-- Records to process --

::::

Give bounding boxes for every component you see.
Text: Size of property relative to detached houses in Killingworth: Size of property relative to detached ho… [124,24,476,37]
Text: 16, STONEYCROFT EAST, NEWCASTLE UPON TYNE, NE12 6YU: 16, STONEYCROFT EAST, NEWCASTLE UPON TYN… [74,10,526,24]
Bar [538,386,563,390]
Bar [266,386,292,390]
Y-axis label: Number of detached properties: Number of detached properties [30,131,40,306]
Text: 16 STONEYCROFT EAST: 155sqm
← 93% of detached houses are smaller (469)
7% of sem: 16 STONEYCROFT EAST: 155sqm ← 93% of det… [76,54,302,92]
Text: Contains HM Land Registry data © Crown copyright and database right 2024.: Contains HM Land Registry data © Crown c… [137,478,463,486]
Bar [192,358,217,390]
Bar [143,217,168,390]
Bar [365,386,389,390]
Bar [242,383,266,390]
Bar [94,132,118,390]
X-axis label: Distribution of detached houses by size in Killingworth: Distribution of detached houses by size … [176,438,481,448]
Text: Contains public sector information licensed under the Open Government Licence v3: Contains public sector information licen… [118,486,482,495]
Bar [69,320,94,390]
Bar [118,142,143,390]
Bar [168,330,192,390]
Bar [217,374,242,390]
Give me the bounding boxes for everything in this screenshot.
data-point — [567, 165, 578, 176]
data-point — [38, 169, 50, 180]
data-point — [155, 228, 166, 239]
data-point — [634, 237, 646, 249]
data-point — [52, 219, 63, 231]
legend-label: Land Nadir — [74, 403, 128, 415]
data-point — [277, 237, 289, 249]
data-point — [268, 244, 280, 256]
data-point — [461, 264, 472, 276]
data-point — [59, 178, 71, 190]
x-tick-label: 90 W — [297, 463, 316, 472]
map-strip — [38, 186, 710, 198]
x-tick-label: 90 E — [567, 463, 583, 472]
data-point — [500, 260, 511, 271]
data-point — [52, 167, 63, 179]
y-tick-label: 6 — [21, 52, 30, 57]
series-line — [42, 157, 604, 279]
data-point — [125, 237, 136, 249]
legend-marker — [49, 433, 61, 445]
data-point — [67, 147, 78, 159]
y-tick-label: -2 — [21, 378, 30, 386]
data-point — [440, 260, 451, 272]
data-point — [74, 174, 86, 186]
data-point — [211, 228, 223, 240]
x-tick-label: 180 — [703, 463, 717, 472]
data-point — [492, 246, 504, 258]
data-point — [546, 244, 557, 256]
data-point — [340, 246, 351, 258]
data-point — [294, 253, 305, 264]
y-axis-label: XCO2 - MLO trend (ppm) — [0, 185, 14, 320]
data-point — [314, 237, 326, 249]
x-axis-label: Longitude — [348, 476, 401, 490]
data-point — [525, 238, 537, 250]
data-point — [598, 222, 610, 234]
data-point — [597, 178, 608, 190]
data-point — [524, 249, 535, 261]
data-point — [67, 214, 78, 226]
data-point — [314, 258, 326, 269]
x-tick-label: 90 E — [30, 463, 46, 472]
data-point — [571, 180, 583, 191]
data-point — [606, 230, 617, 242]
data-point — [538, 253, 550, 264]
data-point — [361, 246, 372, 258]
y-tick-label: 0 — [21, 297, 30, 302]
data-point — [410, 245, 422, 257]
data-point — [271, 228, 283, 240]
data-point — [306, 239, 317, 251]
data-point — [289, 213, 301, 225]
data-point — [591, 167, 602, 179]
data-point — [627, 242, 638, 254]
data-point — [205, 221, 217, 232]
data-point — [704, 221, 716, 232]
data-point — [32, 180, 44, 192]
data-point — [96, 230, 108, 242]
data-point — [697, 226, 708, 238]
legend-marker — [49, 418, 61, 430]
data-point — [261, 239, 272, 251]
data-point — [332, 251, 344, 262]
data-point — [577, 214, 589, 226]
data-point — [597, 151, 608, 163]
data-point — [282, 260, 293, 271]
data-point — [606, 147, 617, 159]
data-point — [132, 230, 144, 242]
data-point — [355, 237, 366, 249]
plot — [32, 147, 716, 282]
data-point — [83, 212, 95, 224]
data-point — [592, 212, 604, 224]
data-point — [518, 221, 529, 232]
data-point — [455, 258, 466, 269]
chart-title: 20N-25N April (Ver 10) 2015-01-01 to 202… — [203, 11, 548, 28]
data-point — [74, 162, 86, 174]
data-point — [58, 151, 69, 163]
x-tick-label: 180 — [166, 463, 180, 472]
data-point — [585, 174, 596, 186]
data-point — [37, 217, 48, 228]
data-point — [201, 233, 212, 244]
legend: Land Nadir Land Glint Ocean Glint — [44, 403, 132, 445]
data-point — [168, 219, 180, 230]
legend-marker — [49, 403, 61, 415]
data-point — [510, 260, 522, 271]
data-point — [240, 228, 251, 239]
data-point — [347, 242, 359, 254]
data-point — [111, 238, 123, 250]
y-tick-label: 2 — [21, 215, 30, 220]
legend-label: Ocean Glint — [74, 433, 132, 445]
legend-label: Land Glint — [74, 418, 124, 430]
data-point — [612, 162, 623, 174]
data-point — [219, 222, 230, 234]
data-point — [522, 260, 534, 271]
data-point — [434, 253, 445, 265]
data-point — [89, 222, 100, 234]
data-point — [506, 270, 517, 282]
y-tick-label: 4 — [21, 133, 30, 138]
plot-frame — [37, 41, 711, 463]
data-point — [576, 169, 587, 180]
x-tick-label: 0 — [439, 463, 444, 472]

::::

-- What you will do --
Rewrite every line of the material above as a two-column Markdown table headed Row and Line, numbering the rows in order and leaving out blank lines.

-- Task response --
| Row | Line |
|---|---|
| 1 | Give bounding boxes for every component you see. |
| 2 | Text: Size of property relative to detached houses in Killingworth: Size of property relative to detached ho… [124,24,476,37] |
| 3 | Text: 16, STONEYCROFT EAST, NEWCASTLE UPON TYNE, NE12 6YU: 16, STONEYCROFT EAST, NEWCASTLE UPON TYN… [74,10,526,24] |
| 4 | Bar [538,386,563,390] |
| 5 | Bar [266,386,292,390] |
| 6 | Y-axis label: Number of detached properties: Number of detached properties [30,131,40,306] |
| 7 | Text: 16 STONEYCROFT EAST: 155sqm |
| 8 | ← 93% of detached houses are smaller (469) |
| 9 | 7% of sem: 16 STONEYCROFT EAST: 155sqm ← 93% of det… [76,54,302,92] |
| 10 | Text: Contains HM Land Registry data © Crown copyright and database right 2024.: Contains HM Land Registry data © Crown c… [137,478,463,486] |
| 11 | Bar [192,358,217,390] |
| 12 | Bar [143,217,168,390] |
| 13 | Bar [365,386,389,390] |
| 14 | Bar [242,383,266,390] |
| 15 | Bar [94,132,118,390] |
| 16 | X-axis label: Distribution of detached houses by size in Killingworth: Distribution of detached houses by size … [176,438,481,448] |
| 17 | Text: Contains public sector information licensed under the Open Government Licence v3: Contains public sector information licen… [118,486,482,495] |
| 18 | Bar [69,320,94,390] |
| 19 | Bar [118,142,143,390] |
| 20 | Bar [168,330,192,390] |
| 21 | Bar [217,374,242,390] |
| 22 | Give me the bounding boxes for everything in this screenshot. |
| 23 | data-point — [567, 165, 578, 176] |
| 24 | data-point — [38, 169, 50, 180] |
| 25 | data-point — [155, 228, 166, 239] |
| 26 | data-point — [634, 237, 646, 249] |
| 27 | data-point — [52, 219, 63, 231] |
| 28 | legend-label: Land Nadir — [74, 403, 128, 415] |
| 29 | data-point — [277, 237, 289, 249] |
| 30 | data-point — [268, 244, 280, 256] |
| 31 | data-point — [461, 264, 472, 276] |
| 32 | data-point — [59, 178, 71, 190] |
| 33 | x-tick-label: 90 W — [297, 463, 316, 472] |
| 34 | map-strip — [38, 186, 710, 198] |
| 35 | x-tick-label: 90 E — [567, 463, 583, 472] |
| 36 | data-point — [500, 260, 511, 271] |
| 37 | data-point — [52, 167, 63, 179] |
| 38 | y-tick-label: 6 — [21, 52, 30, 57] |
| 39 | series-line — [42, 157, 604, 279] |
| 40 | data-point — [125, 237, 136, 249] |
| 41 | legend-marker — [49, 433, 61, 445] |
| 42 | data-point — [67, 147, 78, 159] |
| 43 | y-tick-label: -2 — [21, 378, 30, 386] |
| 44 | data-point — [440, 260, 451, 272] |
| 45 | data-point — [74, 174, 86, 186] |
| 46 | data-point — [211, 228, 223, 240] |
| 47 | x-tick-label: 180 — [703, 463, 717, 472] |
| 48 | data-point — [492, 246, 504, 258] |
| 49 | data-point — [546, 244, 557, 256] |
| 50 | data-point — [340, 246, 351, 258] |
| 51 | data-point — [294, 253, 305, 264] |
| 52 | y-axis-label: XCO2 - MLO trend (ppm) — [0, 185, 14, 320] |
| 53 | data-point — [314, 237, 326, 249] |
| 54 | x-axis-label: Longitude — [348, 476, 401, 490] |
| 55 | data-point — [525, 238, 537, 250] |
| 56 | data-point — [598, 222, 610, 234] |
| 57 | data-point — [597, 178, 608, 190] |
| 58 | data-point — [524, 249, 535, 261] |
| 59 | data-point — [67, 214, 78, 226] |
| 60 | data-point — [314, 258, 326, 269] |
| 61 | x-tick-label: 90 E — [30, 463, 46, 472] |
| 62 | data-point — [571, 180, 583, 191] |
| 63 | data-point — [606, 230, 617, 242] |
| 64 | data-point — [538, 253, 550, 264] |
| 65 | data-point — [361, 246, 372, 258] |
| 66 | y-tick-label: 0 — [21, 297, 30, 302] |
| 67 | data-point — [410, 245, 422, 257] |
| 68 | data-point — [271, 228, 283, 240] |
| 69 | data-point — [306, 239, 317, 251] |
| 70 | data-point — [289, 213, 301, 225] |
| 71 | data-point — [591, 167, 602, 179] |
| 72 | data-point — [627, 242, 638, 254] |
| 73 | data-point — [205, 221, 217, 232] |
| 74 | data-point — [704, 221, 716, 232] |
| 75 | data-point — [32, 180, 44, 192] |
| 76 | data-point — [96, 230, 108, 242] |
| 77 | data-point — [697, 226, 708, 238] |
| 78 | legend-marker — [49, 418, 61, 430] |
| 79 | data-point — [261, 239, 272, 251] |
| 80 | data-point — [332, 251, 344, 262] |
| 81 | data-point — [577, 214, 589, 226] |
| 82 | data-point — [597, 151, 608, 163] |
| 83 | data-point — [282, 260, 293, 271] |
| 84 | data-point — [606, 147, 617, 159] |
| 85 | data-point — [132, 230, 144, 242] |
| 86 | data-point — [355, 237, 366, 249] |
| 87 | plot — [32, 147, 716, 282] |
| 88 | data-point — [83, 212, 95, 224] |
| 89 | data-point — [592, 212, 604, 224] |
| 90 | data-point — [518, 221, 529, 232] |
| 91 | data-point — [455, 258, 466, 269] |
| 92 | chart-title: 20N-25N April (Ver 10) 2015-01-01 to 202… — [203, 11, 548, 28] |
| 93 | data-point — [74, 162, 86, 174] |
| 94 | data-point — [58, 151, 69, 163] |
| 95 | x-tick-label: 180 — [166, 463, 180, 472] |
| 96 | data-point — [585, 174, 596, 186] |
| 97 | data-point — [37, 217, 48, 228] |
| 98 | data-point — [201, 233, 212, 244] |
| 99 | legend: Land Nadir Land Glint Ocean Glint — [44, 403, 132, 445] |
| 100 | data-point — [168, 219, 180, 230] |
| 101 | legend-marker — [49, 403, 61, 415] |
| 102 | data-point — [510, 260, 522, 271] |
| 103 | data-point — [240, 228, 251, 239] |
| 104 | data-point — [347, 242, 359, 254] |
| 105 | data-point — [111, 238, 123, 250] |
| 106 | y-tick-label: 2 — [21, 215, 30, 220] |
| 107 | legend-label: Ocean Glint — [74, 433, 132, 445] |
| 108 | legend-label: Land Glint — [74, 418, 124, 430] |
| 109 | data-point — [612, 162, 623, 174] |
| 110 | data-point — [219, 222, 230, 234] |
| 111 | data-point — [522, 260, 534, 271] |
| 112 | data-point — [434, 253, 445, 265] |
| 113 | data-point — [89, 222, 100, 234] |
| 114 | data-point — [506, 270, 517, 282] |
| 115 | y-tick-label: 4 — [21, 133, 30, 138] |
| 116 | plot-frame — [37, 41, 711, 463] |
| 117 | data-point — [576, 169, 587, 180] |
| 118 | x-tick-label: 0 — [439, 463, 444, 472] |